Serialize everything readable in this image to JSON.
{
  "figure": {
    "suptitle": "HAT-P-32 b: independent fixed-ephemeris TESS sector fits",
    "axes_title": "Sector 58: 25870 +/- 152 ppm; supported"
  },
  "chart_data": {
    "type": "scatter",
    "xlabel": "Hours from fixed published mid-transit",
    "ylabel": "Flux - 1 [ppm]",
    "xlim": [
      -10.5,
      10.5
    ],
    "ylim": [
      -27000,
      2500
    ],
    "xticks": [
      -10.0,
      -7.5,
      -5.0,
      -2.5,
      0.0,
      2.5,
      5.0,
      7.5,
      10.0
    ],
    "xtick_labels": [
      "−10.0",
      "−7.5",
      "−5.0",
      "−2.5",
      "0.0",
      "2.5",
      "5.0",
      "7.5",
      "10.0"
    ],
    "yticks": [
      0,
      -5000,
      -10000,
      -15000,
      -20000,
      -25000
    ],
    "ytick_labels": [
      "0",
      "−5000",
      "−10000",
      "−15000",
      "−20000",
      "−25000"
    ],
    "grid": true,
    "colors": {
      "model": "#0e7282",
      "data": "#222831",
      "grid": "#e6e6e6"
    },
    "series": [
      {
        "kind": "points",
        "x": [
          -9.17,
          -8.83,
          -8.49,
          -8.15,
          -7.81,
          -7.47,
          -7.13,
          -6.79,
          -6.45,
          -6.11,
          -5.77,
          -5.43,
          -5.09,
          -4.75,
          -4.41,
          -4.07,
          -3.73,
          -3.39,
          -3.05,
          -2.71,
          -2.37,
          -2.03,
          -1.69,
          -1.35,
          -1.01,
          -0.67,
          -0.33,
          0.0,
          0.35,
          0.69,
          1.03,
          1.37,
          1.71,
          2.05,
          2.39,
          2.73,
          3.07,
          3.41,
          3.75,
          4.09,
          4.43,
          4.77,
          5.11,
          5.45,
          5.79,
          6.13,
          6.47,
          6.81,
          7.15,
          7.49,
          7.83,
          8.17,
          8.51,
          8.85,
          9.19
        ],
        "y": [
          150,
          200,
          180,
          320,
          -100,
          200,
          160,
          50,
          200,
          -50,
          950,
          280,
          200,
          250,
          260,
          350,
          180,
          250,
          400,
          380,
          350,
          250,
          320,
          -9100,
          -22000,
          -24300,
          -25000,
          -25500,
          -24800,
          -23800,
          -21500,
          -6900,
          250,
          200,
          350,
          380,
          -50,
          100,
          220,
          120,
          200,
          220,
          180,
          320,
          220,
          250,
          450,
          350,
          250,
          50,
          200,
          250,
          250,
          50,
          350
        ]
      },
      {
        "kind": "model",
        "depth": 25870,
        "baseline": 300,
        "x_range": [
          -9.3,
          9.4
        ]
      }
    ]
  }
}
####################
(Exercise task) All of the entries above should be written out again exactly.

(Task solution)
Serialize everything readable in this image to JSON.
{
  "figure": {
    "suptitle": "HAT-P-32 b: independent fixed-ephemeris TESS sector fits",
    "axes_title": "Sector 58: 25870 +/- 152 ppm; supported"
  },
  "chart_data": {
    "type": "scatter",
    "xlabel": "Hours from fixed published mid-transit",
    "ylabel": "Flux - 1 [ppm]",
    "xlim": [
      -10.5,
      10.5
    ],
    "ylim": [
      -27000,
      2500
    ],
    "xticks": [
      -10.0,
      -7.5,
      -5.0,
      -2.5,
      0.0,
      2.5,
      5.0,
      7.5,
      10.0
    ],
    "xtick_labels": [
      "−10.0",
      "−7.5",
      "−5.0",
      "−2.5",
      "0.0",
      "2.5",
      "5.0",
      "7.5",
      "10.0"
    ],
    "yticks": [
      0,
      -5000,
      -10000,
      -15000,
      -20000,
      -25000
    ],
    "ytick_labels": [
      "0",
      "−5000",
      "−10000",
      "−15000",
      "−20000",
      "−25000"
    ],
    "grid": true,
    "colors": {
      "model": "#0e7282",
      "data": "#222831",
      "grid": "#e6e6e6"
    },
    "series": [
      {
        "kind": "points",
        "x": [
          -9.17,
          -8.83,
          -8.49,
          -8.15,
          -7.81,
          -7.47,
          -7.13,
          -6.79,
          -6.45,
          -6.11,
          -5.77,
          -5.43,
          -5.09,
          -4.75,
          -4.41,
          -4.07,
          -3.73,
          -3.39,
          -3.05,
          -2.71,
          -2.37,
          -2.03,
          -1.69,
          -1.35,
          -1.01,
          -0.67,
          -0.33,
          0.0,
          0.35,
          0.69,
          1.03,
          1.37,
          1.71,
          2.05,
          2.39,
          2.73,
          3.07,
          3.41,
          3.75,
          4.09,
          4.43,
          4.77,
          5.11,
          5.45,
          5.79,
          6.13,
          6.47,
          6.81,
          7.15,
          7.49,
          7.83,
          8.17,
          8.51,
          8.85,
          9.19
        ],
        "y": [
          150,
          200,
          180,
          320,
          -100,
          200,
          160,
          50,
          200,
          -50,
          950,
          280,
          200,
          250,
          260,
          350,
          180,
          250,
          400,
          380,
          350,
          250,
          320,
          -9100,
          -22000,
          -24300,
          -25000,
          -25500,
          -24800,
          -23800,
          -21500,
          -6900,
          250,
          200,
          350,
          380,
          -50,
          100,
          220,
          120,
          200,
          220,
          180,
          320,
          220,
          250,
          450,
          350,
          250,
          50,
          200,
          250,
          250,
          50,
          350
        ]
      },
      {
        "kind": "model",
        "depth": 25870,
        "baseline": 300,
        "x_range": [
          -9.3,
          9.4
        ]
      }
    ]
  }
}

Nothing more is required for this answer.